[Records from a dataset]
:::
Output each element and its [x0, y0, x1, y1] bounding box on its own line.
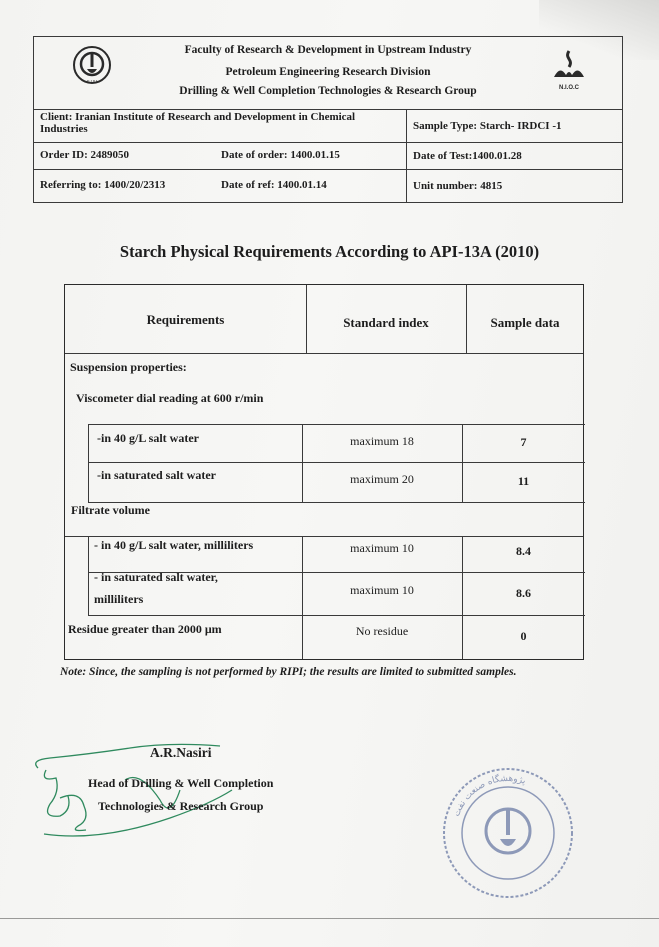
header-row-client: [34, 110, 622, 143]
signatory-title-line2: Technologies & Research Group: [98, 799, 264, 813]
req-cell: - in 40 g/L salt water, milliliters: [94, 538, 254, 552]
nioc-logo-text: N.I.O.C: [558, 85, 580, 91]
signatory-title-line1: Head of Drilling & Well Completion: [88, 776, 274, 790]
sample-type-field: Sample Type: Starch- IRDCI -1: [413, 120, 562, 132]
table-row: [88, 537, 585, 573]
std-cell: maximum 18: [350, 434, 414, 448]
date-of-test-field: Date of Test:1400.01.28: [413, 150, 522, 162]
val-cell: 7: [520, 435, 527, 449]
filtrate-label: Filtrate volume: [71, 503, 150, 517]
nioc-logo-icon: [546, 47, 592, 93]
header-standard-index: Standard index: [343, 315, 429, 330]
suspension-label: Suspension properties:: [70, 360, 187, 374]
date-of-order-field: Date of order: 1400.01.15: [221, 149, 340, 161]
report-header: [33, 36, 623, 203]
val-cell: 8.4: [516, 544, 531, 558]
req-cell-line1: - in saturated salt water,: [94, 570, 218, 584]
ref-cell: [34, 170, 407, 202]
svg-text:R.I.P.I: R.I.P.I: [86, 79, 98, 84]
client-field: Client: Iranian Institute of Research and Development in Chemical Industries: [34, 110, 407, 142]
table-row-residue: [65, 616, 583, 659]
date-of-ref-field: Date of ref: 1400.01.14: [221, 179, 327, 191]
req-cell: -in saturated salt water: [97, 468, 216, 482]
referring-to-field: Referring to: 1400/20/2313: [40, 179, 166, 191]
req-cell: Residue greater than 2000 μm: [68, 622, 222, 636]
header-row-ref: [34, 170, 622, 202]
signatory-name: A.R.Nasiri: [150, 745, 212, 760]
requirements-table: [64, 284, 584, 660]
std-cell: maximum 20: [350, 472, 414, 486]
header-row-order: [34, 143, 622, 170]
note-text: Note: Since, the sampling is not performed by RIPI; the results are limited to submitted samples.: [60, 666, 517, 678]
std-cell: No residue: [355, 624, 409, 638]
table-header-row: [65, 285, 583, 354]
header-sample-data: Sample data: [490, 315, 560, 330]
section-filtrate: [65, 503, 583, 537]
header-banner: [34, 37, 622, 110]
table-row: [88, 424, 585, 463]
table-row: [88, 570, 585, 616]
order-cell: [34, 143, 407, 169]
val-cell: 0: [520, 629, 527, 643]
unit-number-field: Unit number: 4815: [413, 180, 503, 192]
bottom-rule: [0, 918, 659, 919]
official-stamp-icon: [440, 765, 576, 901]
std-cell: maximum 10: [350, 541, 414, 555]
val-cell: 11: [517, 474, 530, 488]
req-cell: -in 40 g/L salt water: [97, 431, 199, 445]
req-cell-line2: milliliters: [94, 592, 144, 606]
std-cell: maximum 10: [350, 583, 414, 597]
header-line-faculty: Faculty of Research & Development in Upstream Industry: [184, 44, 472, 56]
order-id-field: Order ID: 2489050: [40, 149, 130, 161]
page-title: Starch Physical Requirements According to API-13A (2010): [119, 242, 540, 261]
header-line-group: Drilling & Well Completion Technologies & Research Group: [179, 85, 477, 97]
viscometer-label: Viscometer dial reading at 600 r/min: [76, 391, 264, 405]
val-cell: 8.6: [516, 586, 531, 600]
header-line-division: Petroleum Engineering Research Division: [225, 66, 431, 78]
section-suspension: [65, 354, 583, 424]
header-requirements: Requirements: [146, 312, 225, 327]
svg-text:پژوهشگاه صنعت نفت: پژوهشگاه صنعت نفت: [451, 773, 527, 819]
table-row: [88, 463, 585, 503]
:::
Goal of the exercise =>
In the data, switch "val-cell" to "value-cell" on the lines from the one containing "header-row-client: [34, 110, 622, 143]" through the one containing "table-row-residue: [65, 616, 583, 659]", inclusive. Write out only those lines, with nothing else changed.

Response to this exercise =>
header-row-client: [34, 110, 622, 143]
signatory-title-line2: Technologies & Research Group: [98, 799, 264, 813]
req-cell: - in 40 g/L salt water, milliliters: [94, 538, 254, 552]
nioc-logo-text: N.I.O.C: [558, 85, 580, 91]
signatory-title-line1: Head of Drilling & Well Completion: [88, 776, 274, 790]
sample-type-field: Sample Type: Starch- IRDCI -1: [413, 120, 562, 132]
table-row: [88, 537, 585, 573]
std-cell: maximum 18: [350, 434, 414, 448]
date-of-test-field: Date of Test:1400.01.28: [413, 150, 522, 162]
value-cell: 7: [520, 435, 527, 449]
filtrate-label: Filtrate volume: [71, 503, 150, 517]
nioc-logo-icon: [546, 47, 592, 93]
header-standard-index: Standard index: [343, 315, 429, 330]
suspension-label: Suspension properties:: [70, 360, 187, 374]
date-of-order-field: Date of order: 1400.01.15: [221, 149, 340, 161]
report-header: [33, 36, 623, 203]
value-cell: 8.4: [516, 544, 531, 558]
req-cell-line1: - in saturated salt water,: [94, 570, 218, 584]
ref-cell: [34, 170, 407, 202]
svg-text:R.I.P.I: R.I.P.I: [86, 79, 98, 84]
client-field: Client: Iranian Institute of Research and Development in Chemical Industries: [34, 110, 407, 142]
table-row-residue: [65, 616, 583, 659]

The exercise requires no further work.